What you need to do
State how many lines of the entries hold the string "JSON". Reply with the number alone.

[Data records]
--- start ---

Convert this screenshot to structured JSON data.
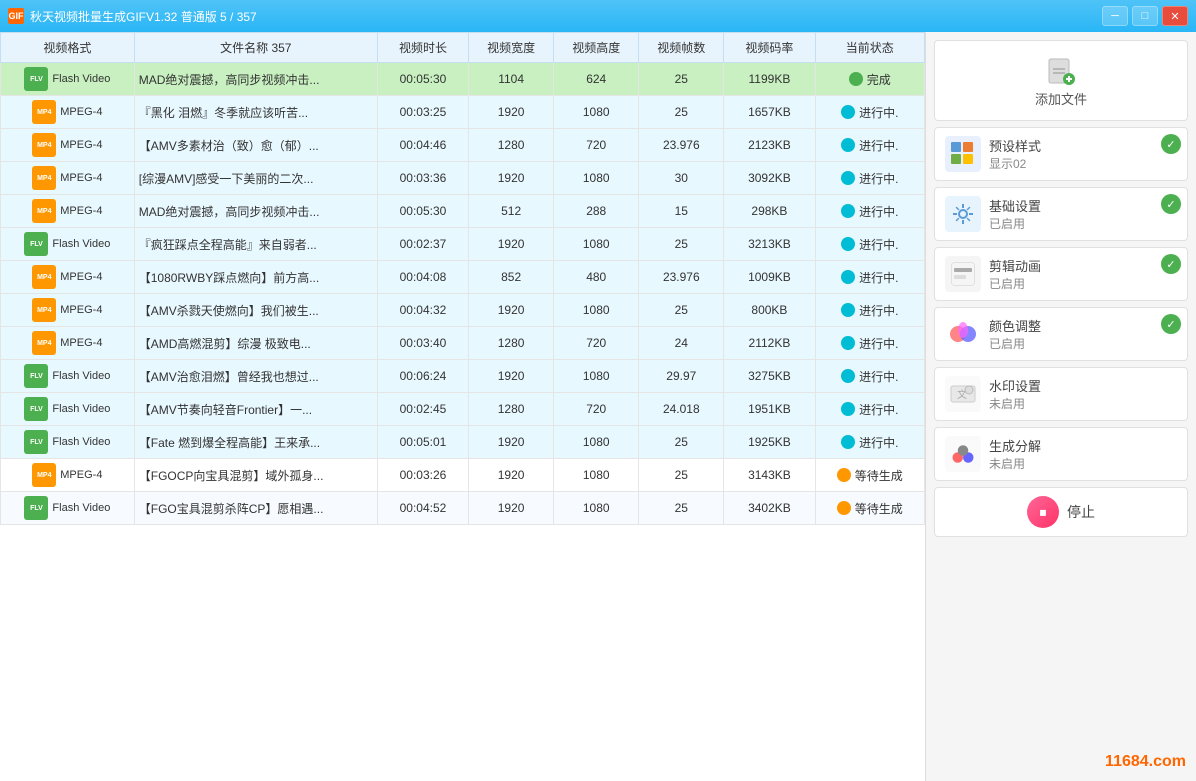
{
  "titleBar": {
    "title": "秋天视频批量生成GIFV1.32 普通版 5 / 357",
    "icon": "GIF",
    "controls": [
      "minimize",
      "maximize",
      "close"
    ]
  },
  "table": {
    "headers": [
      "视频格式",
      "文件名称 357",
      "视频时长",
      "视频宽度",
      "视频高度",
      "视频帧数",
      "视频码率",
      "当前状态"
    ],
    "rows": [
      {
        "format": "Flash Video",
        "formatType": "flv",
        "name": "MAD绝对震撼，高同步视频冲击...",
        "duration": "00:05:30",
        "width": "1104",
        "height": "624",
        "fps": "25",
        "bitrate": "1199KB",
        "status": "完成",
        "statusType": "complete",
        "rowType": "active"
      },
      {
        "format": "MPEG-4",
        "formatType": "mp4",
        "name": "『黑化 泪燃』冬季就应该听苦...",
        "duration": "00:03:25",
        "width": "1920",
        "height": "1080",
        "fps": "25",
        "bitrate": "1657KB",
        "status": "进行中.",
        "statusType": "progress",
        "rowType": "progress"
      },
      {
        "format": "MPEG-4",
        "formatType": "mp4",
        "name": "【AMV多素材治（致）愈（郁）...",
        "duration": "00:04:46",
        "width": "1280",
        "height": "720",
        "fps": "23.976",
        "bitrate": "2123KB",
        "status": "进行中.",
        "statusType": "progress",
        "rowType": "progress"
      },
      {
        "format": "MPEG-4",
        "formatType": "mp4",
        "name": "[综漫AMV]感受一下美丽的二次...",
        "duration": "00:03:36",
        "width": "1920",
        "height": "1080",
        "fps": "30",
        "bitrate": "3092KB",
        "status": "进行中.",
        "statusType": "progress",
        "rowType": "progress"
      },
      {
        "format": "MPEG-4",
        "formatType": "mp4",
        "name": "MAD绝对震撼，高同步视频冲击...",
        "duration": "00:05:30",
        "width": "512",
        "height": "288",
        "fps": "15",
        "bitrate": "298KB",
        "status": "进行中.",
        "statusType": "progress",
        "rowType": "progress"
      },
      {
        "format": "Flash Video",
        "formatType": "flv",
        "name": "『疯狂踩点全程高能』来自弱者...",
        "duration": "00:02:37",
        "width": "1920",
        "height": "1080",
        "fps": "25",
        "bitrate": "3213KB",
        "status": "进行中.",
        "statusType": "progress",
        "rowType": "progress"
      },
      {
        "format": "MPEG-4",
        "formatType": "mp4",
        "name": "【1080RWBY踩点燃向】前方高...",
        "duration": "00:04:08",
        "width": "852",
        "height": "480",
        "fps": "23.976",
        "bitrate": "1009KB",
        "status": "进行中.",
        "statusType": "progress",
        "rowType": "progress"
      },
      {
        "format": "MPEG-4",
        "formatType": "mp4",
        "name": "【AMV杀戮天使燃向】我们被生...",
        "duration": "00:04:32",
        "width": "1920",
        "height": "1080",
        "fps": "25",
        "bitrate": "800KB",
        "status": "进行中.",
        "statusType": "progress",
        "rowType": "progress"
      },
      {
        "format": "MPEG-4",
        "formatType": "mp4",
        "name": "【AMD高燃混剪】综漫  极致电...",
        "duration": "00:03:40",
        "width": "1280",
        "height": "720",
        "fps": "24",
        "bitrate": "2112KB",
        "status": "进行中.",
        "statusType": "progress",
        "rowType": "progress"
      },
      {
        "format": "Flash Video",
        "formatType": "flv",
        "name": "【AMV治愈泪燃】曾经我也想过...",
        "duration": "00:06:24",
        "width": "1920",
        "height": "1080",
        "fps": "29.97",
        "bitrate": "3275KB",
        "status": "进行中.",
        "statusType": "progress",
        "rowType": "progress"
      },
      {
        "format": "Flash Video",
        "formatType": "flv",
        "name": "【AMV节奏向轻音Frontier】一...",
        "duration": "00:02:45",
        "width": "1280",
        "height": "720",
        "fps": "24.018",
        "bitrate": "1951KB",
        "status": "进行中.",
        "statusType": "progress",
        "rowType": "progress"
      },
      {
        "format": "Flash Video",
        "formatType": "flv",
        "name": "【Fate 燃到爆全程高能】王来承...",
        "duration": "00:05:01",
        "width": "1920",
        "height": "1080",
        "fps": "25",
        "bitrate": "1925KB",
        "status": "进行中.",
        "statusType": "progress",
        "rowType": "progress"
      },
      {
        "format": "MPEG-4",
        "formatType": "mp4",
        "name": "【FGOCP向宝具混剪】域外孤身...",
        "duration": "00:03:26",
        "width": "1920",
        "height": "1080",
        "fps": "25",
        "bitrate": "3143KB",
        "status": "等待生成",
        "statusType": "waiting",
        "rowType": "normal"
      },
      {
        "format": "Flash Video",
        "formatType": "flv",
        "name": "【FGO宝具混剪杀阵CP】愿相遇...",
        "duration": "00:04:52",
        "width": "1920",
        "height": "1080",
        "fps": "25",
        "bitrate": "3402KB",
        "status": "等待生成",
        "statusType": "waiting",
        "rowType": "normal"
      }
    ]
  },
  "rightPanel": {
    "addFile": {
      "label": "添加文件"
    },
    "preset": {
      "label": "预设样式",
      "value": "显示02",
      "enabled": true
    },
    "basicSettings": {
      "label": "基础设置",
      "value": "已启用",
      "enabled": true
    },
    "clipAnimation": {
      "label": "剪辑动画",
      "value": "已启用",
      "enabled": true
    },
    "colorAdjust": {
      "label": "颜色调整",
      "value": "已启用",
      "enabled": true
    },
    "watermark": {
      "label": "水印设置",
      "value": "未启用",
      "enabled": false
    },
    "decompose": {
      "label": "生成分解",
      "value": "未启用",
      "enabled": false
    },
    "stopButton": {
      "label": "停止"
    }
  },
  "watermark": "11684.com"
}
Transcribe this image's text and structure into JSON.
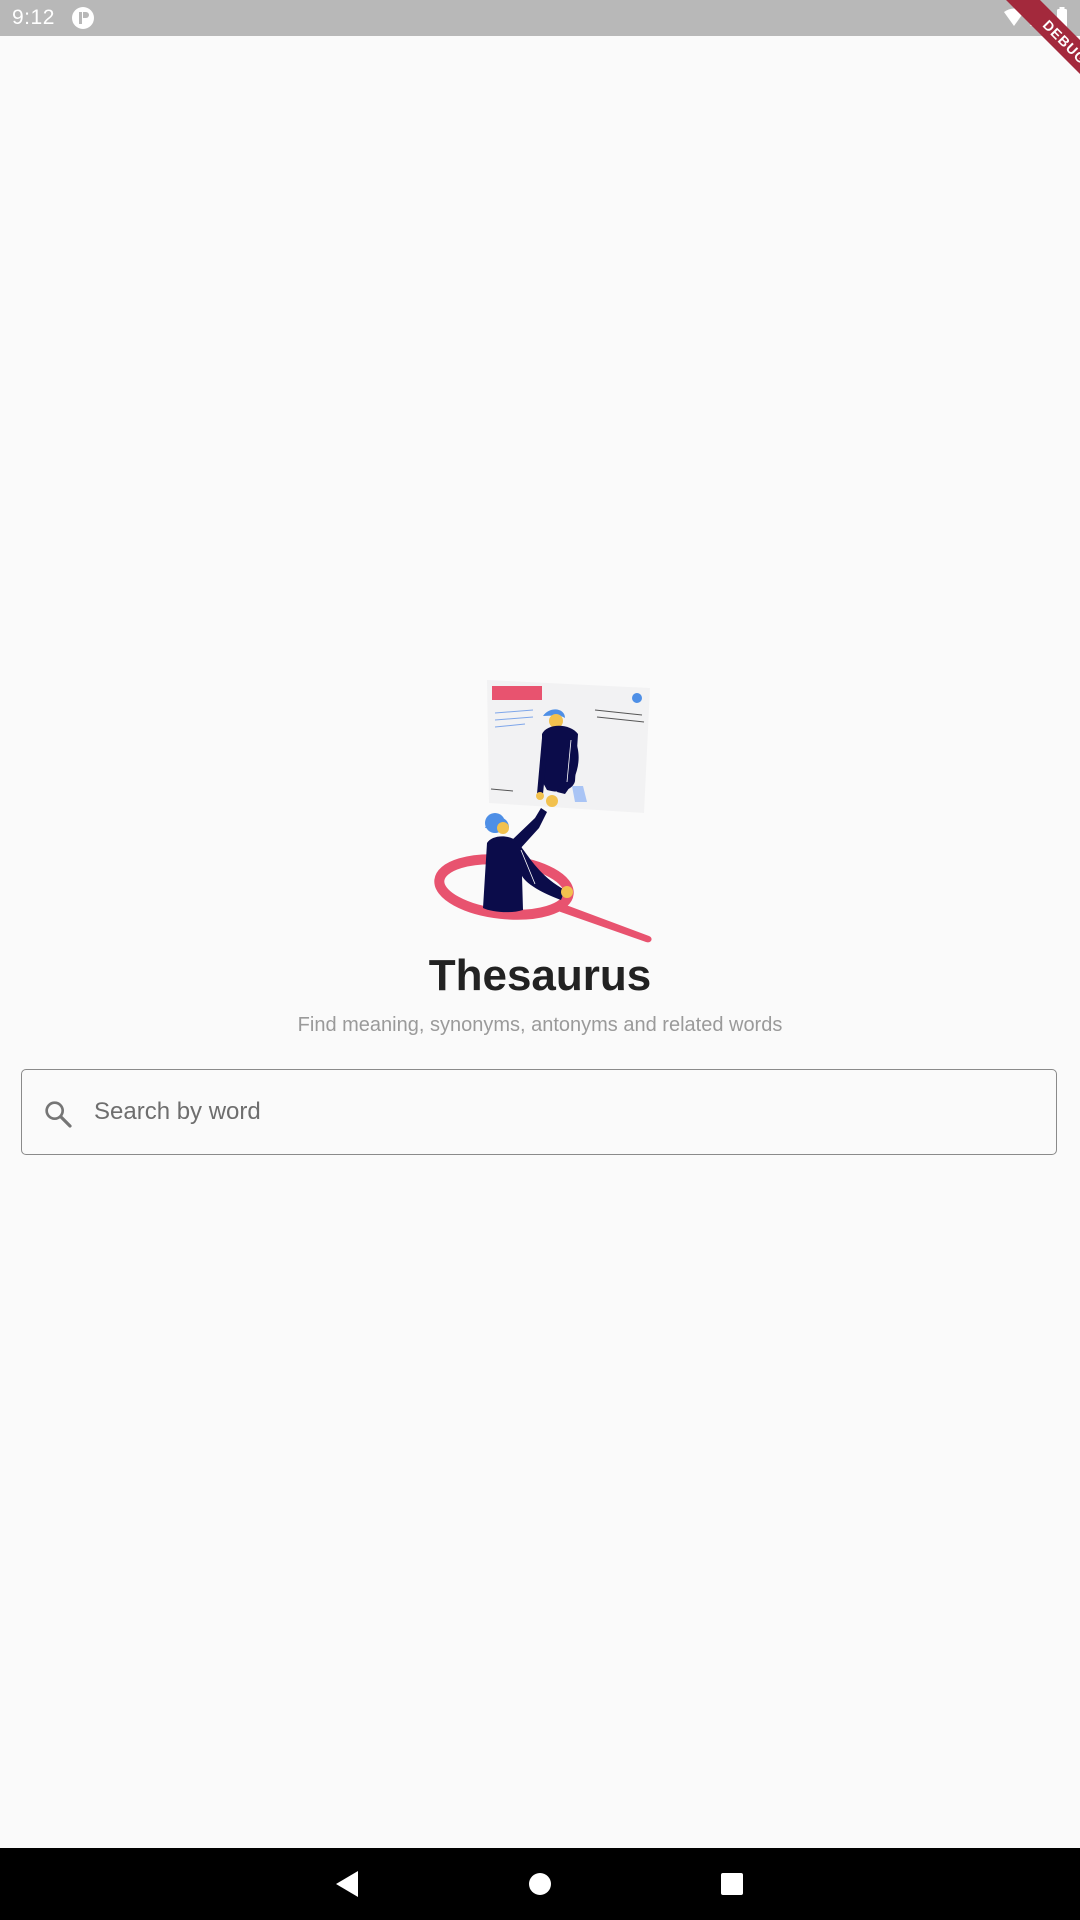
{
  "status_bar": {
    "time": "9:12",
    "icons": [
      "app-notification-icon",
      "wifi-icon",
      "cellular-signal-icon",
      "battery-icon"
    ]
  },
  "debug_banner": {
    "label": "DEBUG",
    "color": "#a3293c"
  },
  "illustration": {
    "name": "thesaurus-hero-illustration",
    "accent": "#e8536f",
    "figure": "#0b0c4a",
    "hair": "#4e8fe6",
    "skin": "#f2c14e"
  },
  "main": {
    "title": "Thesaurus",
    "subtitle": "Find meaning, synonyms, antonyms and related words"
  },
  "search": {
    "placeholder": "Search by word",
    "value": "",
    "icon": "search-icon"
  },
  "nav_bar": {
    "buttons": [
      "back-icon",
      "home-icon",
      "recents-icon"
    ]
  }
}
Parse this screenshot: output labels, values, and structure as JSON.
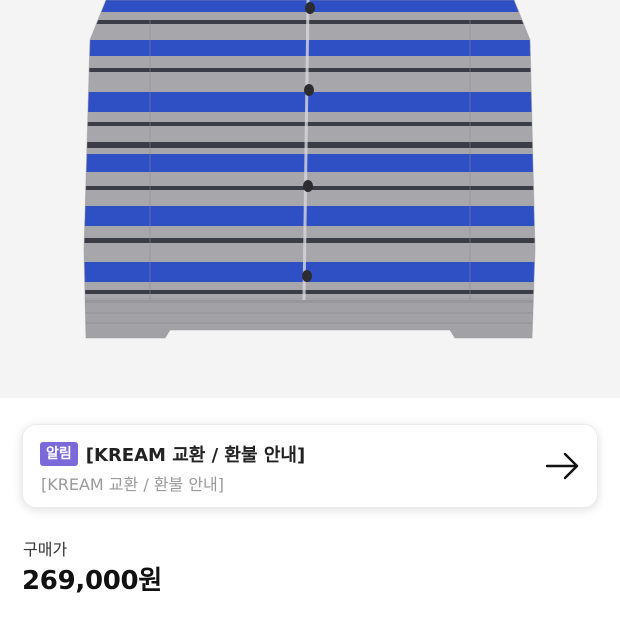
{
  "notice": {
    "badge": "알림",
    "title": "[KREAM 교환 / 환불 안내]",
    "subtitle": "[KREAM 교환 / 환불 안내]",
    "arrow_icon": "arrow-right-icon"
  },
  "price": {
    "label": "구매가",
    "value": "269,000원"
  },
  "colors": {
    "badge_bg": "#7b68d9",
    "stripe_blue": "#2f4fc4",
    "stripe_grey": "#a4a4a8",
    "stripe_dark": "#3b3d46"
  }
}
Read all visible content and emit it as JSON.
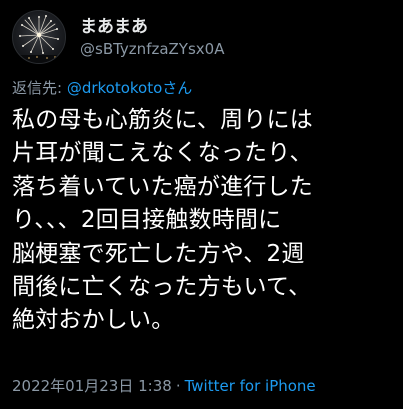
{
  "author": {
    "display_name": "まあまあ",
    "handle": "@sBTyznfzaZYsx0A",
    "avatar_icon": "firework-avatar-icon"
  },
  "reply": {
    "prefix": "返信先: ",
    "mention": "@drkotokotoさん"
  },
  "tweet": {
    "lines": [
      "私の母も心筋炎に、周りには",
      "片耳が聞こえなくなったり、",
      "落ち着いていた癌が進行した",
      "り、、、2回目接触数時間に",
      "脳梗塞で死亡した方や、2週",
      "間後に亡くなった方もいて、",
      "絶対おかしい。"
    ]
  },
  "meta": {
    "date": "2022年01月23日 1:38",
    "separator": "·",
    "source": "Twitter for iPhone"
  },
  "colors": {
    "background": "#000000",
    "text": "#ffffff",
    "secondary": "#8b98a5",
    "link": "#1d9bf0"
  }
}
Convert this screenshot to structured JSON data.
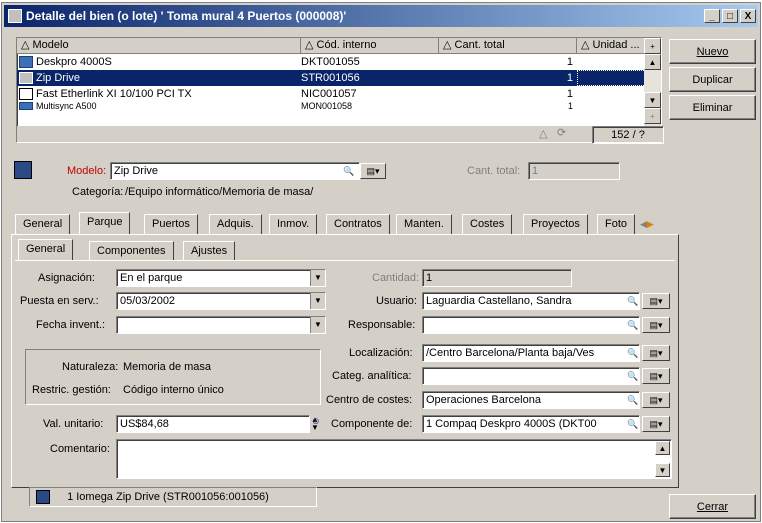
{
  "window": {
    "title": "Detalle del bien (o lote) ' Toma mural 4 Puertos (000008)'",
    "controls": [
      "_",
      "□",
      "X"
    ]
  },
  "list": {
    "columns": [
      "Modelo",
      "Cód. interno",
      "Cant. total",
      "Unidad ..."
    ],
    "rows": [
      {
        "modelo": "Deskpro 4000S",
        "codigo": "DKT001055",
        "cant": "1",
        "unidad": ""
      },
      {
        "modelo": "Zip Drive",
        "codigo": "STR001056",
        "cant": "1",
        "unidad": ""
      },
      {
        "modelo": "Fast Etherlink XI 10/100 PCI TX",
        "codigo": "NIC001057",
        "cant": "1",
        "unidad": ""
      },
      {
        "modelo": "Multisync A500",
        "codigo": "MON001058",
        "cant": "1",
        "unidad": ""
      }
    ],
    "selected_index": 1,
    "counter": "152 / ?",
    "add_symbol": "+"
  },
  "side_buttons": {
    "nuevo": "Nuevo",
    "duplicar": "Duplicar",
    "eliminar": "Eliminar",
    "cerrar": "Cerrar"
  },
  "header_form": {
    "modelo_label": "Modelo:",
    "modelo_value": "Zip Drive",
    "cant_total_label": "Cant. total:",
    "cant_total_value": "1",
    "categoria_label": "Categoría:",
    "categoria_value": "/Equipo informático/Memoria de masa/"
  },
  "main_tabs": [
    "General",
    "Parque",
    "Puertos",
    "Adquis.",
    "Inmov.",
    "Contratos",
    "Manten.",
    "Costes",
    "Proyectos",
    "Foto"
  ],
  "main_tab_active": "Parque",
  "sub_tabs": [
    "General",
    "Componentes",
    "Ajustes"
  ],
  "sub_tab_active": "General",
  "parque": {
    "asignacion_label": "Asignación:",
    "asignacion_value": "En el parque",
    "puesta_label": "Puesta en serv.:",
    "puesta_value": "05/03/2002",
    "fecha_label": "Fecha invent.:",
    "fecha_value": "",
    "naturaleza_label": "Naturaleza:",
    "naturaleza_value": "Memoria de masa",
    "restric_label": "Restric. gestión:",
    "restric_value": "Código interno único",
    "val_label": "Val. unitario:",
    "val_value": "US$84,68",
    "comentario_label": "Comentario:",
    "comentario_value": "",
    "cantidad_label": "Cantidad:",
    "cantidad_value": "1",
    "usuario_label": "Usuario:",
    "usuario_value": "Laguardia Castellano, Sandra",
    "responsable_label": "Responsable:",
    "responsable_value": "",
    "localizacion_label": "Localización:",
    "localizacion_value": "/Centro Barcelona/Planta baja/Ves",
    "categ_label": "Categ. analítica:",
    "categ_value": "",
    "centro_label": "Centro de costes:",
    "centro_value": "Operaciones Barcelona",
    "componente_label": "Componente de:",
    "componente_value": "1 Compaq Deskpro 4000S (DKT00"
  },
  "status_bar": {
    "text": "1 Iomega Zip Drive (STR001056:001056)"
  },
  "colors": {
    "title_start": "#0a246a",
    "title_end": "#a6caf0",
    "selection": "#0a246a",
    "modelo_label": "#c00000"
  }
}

--- end ---

Result for this exercise
5